● **EXERCISE INSTRUCTIONS**: Copy the lines below as they are; omit the images they contain.

____ WORKING DATA

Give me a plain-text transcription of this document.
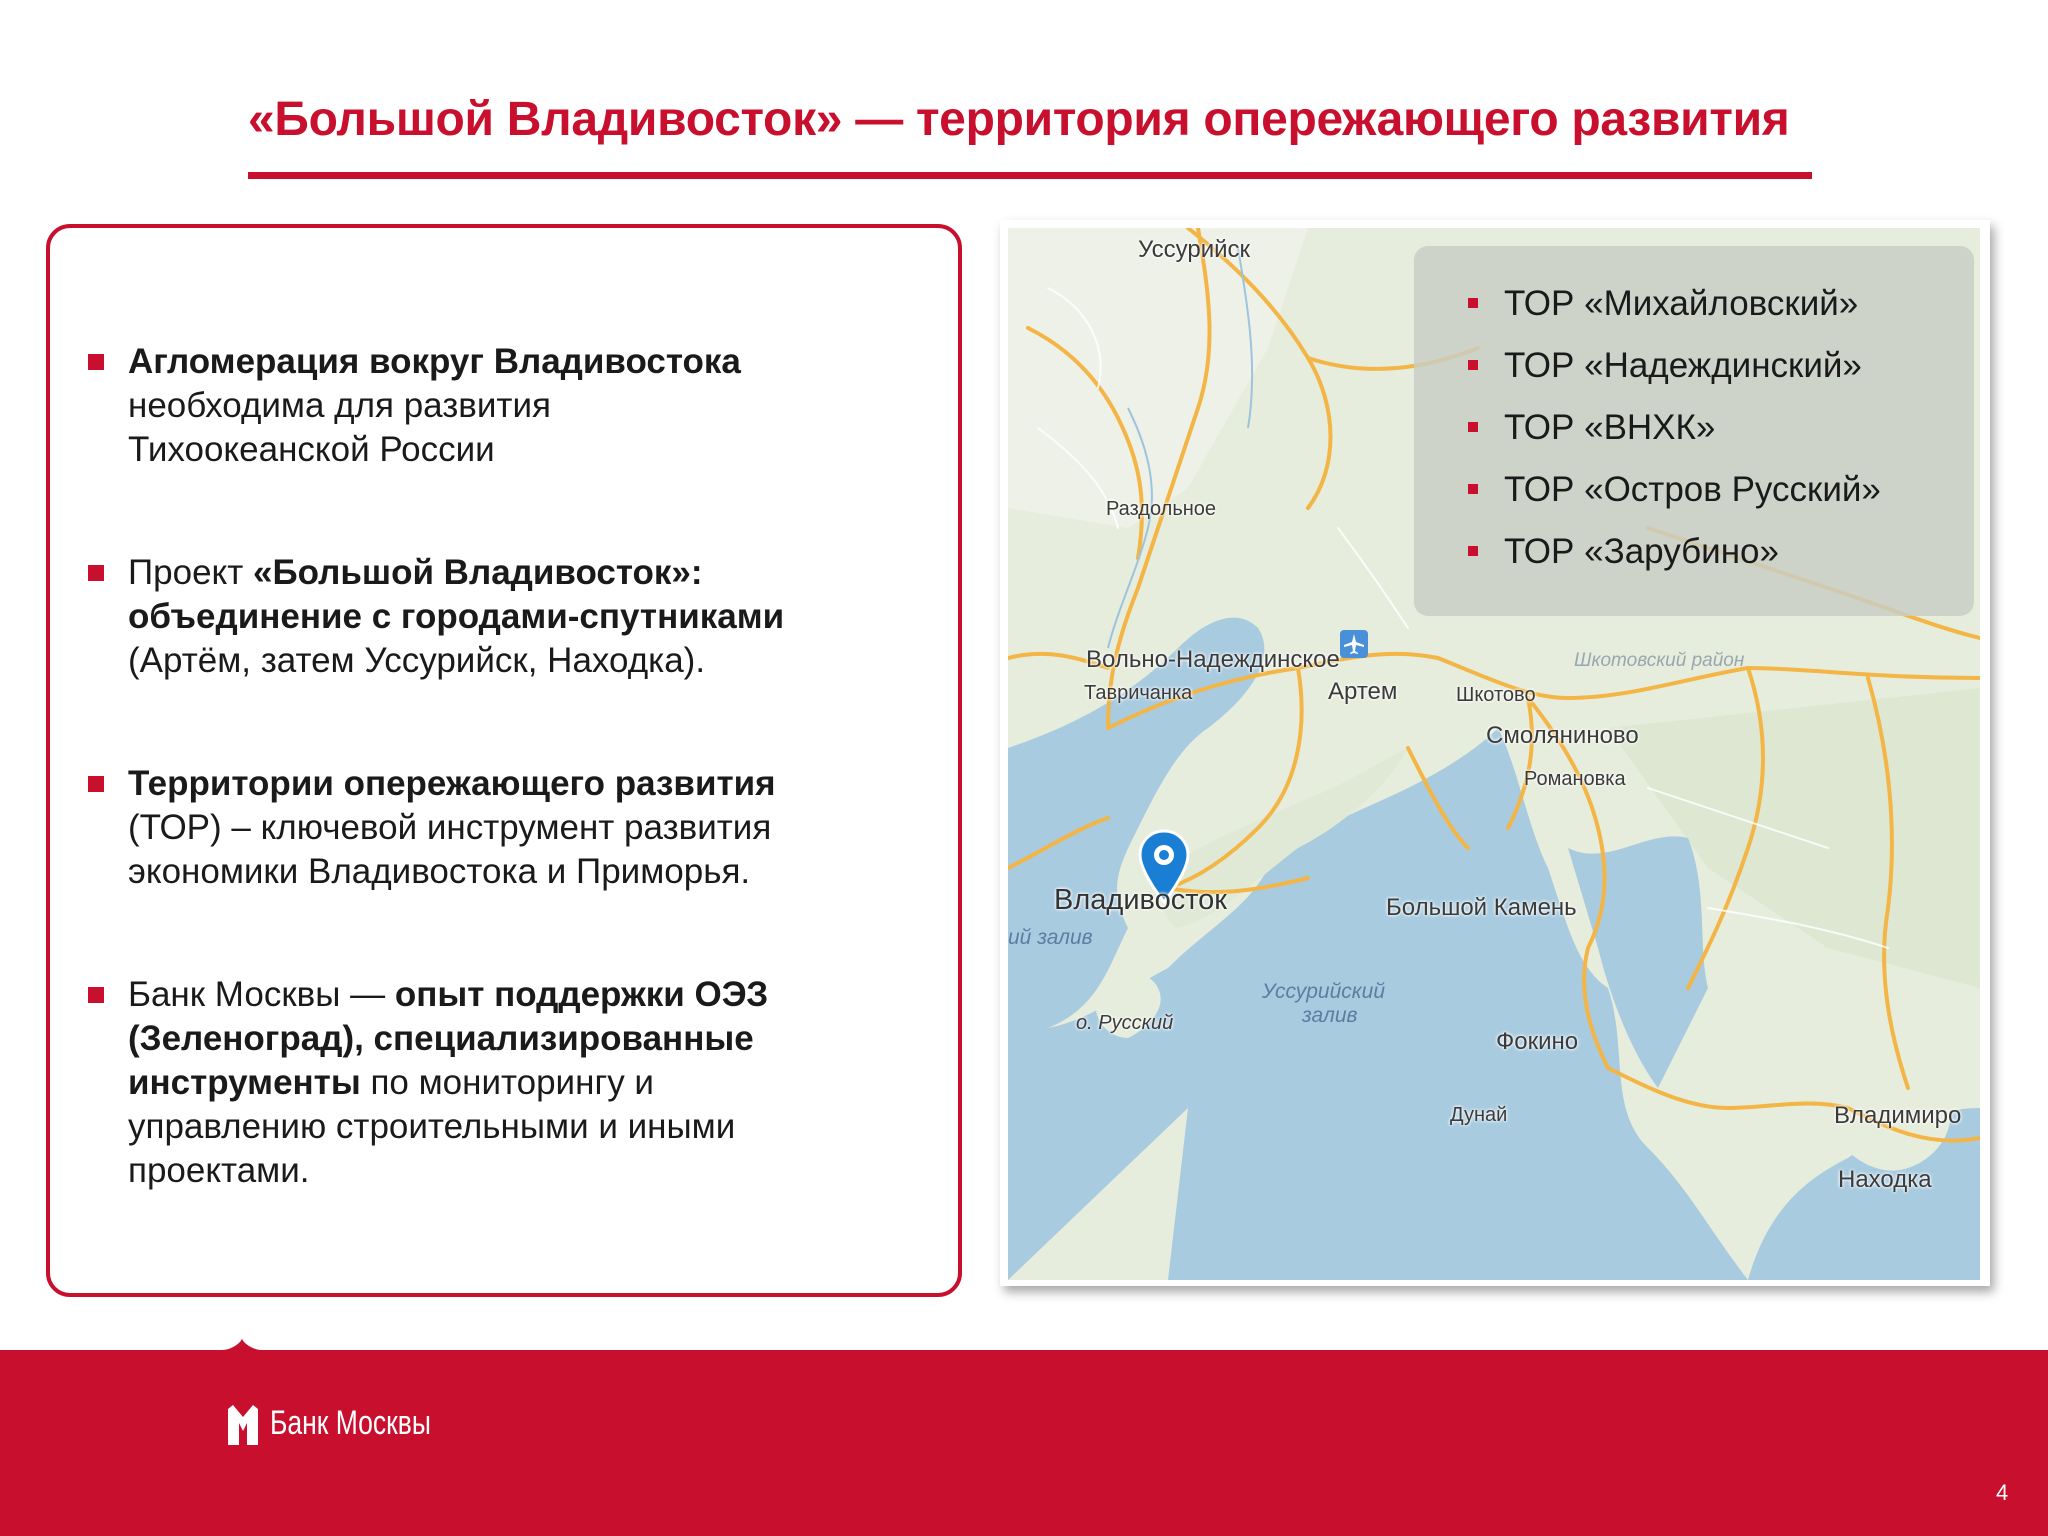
«Большой Владивосток» — территория опережающего развития

Агломерация вокруг Владивостока
необходима для развития
Тихоокеанской России

Проект «Большой Владивосток»:
объединение с городами-спутниками
(Артём, затем Уссурийск, Находка).

Территории опережающего развития
(ТОР) – ключевой инструмент развития
экономики Владивостока и Приморья.

Банк Москвы — опыт поддержки ОЭЗ
(Зеленоград), специализированные
инструменты по мониторингу и
управлению строительными и иными
проектами.

Уссурийск
Раздольное
Вольно-Надеждинское
Тавричанка	Артем	Шкотово
Шкотовский район
Смоляниново
Романовка
Владивосток
ий залив
о. Русский
Уссурийский
залив
Большой Камень
Фокино
Дунай	Владимиро
Находка
ТОР «Михайловский»
ТОР «Надеждинский»
ТОР «ВНХК»
ТОР «Остров Русский»
ТОР «Зарубино»
Банк Москвы
4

________

● **PROBLEM SOLUTION**:
Give me a plain-text transcription of this document.
«Большой Владивосток» — территория опережающего развития

Агломерация вокруг Владивостока
необходима для развития
Тихоокеанской России

Проект «Большой Владивосток»:
объединение с городами-спутниками
(Артём, затем Уссурийск, Находка).

Территории опережающего развития
(ТОР) – ключевой инструмент развития
экономики Владивостока и Приморья.

Банк Москвы — опыт поддержки ОЭЗ
(Зеленоград), специализированные
инструменты по мониторингу и
управлению строительными и иными
проектами.

Уссурийск
Раздольное
Вольно-Надеждинское
Тавричанка	Артем	Шкотово
Шкотовский район
Смоляниново
Романовка
Владивосток
ий залив
о. Русский
Уссурийский
залив
Большой Камень
Фокино
Дунай	Владимиро
Находка
ТОР «Михайловский»
ТОР «Надеждинский»
ТОР «ВНХК»
ТОР «Остров Русский»
ТОР «Зарубино»
Банк Москвы
4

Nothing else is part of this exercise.